→ Page extract
Start of Block

Critical Concentration (Cc): If actin concentration is lower than Cc, no growth occurs. If
higher than Cc, growth occurs.

Steady State: Both ends of the actin filament remain balanced.

Dissociation Constant (Kd): High Kd corresponds to high free energy, which destabilizes the
filament.

Module 8: Accessory Proteins & Microtubules
Accessory Proteins: Link filaments to other cellular components.

Tubulin Dynamics: Alpha-tubulin does not break down (- end), but beta-tubulin undergoes
hydrolysis (+ end).

Dynamic Instability: Microtubules grow and shrink rapidly.

Treadmilling: Actin filaments add subunits at one end while removing from the other.

Catastrophe: Rapid shrinkage of microtubules, followed by rescue when growth resumes.

F-Actin: Filamentous actin that arranges from head to toe. G-Actin: Globular actin subunits.

Module 9
Profilin: Moves actin from the thymosin pool to the plus end, promoting filament growth.

End of Block

→ Tasks to carry out
A) From the cytoskeleton notes, translate this sentence into Spanish: "Microtubules grow and shrink rapidly."
B) Answer these questions using the cytoskeleton notes:
(i) What happens when actin concentration is lower than Cc?
(ii) Which term denotes the rapid shrinkage of microtubules?
(iii) From which pool does profilin move actin?

→ Entries shown
Start of Block

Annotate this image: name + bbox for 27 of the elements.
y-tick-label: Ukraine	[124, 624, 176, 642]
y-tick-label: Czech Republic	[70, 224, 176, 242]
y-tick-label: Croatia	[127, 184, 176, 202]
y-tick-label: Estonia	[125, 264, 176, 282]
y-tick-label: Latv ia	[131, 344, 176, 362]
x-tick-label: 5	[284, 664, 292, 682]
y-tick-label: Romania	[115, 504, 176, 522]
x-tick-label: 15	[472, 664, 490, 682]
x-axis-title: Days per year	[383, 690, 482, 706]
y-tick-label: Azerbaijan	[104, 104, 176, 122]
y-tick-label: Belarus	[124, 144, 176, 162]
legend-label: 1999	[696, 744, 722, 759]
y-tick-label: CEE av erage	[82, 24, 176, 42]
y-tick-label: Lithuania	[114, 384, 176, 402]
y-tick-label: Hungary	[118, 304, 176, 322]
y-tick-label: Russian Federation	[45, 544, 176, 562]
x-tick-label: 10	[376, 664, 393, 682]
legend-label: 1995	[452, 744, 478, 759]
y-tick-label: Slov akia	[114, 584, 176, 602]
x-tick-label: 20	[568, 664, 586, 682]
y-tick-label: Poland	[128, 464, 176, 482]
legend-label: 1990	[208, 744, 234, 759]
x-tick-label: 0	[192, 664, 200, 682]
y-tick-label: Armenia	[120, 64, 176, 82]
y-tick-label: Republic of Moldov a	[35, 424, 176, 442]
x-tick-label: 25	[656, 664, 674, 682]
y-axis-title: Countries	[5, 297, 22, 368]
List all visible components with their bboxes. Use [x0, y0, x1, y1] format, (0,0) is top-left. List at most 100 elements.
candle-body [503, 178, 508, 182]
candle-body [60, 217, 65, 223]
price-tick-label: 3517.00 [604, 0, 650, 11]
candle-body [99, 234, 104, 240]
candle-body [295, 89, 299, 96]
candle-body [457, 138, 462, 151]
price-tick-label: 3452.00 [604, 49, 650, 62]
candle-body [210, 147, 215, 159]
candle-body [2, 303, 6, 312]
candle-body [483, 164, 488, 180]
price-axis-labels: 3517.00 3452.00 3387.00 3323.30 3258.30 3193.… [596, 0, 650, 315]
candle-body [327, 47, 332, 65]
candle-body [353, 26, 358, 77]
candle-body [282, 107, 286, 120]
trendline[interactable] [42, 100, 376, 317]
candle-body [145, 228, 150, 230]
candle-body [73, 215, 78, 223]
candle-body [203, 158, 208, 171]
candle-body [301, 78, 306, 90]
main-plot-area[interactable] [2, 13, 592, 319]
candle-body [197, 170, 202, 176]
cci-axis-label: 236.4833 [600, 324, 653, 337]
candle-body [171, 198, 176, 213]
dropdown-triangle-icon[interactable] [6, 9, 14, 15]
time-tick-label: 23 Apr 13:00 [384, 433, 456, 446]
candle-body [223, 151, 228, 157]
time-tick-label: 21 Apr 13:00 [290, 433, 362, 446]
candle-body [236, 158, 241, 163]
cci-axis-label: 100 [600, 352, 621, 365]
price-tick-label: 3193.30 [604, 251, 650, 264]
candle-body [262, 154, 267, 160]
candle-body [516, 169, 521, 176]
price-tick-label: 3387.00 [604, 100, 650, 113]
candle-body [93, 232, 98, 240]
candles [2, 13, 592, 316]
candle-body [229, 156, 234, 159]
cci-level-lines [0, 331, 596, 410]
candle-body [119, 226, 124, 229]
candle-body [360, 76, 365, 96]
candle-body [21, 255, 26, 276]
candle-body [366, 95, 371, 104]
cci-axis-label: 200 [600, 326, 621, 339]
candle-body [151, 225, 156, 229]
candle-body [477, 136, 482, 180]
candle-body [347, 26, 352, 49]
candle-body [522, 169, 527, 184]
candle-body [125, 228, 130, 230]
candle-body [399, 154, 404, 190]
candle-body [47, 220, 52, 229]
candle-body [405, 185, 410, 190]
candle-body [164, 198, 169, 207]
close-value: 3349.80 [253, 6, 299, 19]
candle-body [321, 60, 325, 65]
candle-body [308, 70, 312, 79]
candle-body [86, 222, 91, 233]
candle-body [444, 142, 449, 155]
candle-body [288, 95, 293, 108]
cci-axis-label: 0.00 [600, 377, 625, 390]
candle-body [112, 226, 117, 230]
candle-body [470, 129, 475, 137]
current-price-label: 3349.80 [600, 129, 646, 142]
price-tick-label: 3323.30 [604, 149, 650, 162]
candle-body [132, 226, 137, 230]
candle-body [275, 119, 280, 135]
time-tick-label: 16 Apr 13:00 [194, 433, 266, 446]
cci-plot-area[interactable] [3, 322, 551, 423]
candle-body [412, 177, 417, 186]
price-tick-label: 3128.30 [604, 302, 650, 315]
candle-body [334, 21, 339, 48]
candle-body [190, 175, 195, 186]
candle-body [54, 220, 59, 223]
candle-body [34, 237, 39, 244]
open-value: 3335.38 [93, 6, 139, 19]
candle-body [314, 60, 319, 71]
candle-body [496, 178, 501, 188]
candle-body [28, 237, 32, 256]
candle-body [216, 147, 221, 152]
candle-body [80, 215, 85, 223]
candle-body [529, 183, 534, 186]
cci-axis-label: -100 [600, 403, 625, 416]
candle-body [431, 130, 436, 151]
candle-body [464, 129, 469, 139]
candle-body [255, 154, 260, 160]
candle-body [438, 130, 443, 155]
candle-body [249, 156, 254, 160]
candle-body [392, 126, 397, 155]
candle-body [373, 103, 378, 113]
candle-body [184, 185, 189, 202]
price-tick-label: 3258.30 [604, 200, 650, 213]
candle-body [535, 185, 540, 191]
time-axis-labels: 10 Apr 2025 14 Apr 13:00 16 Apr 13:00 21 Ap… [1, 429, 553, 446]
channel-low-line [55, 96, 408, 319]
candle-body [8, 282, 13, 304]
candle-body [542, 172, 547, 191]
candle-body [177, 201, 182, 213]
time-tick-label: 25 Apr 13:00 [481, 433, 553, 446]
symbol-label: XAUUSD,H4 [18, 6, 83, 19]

End of Block

→ Task answers
A) Los microtúbulos crecen y se encogen rápidamente.

B)
(i) No growth occurs.
(ii) Catastrophe.
(iii) The thymosin pool.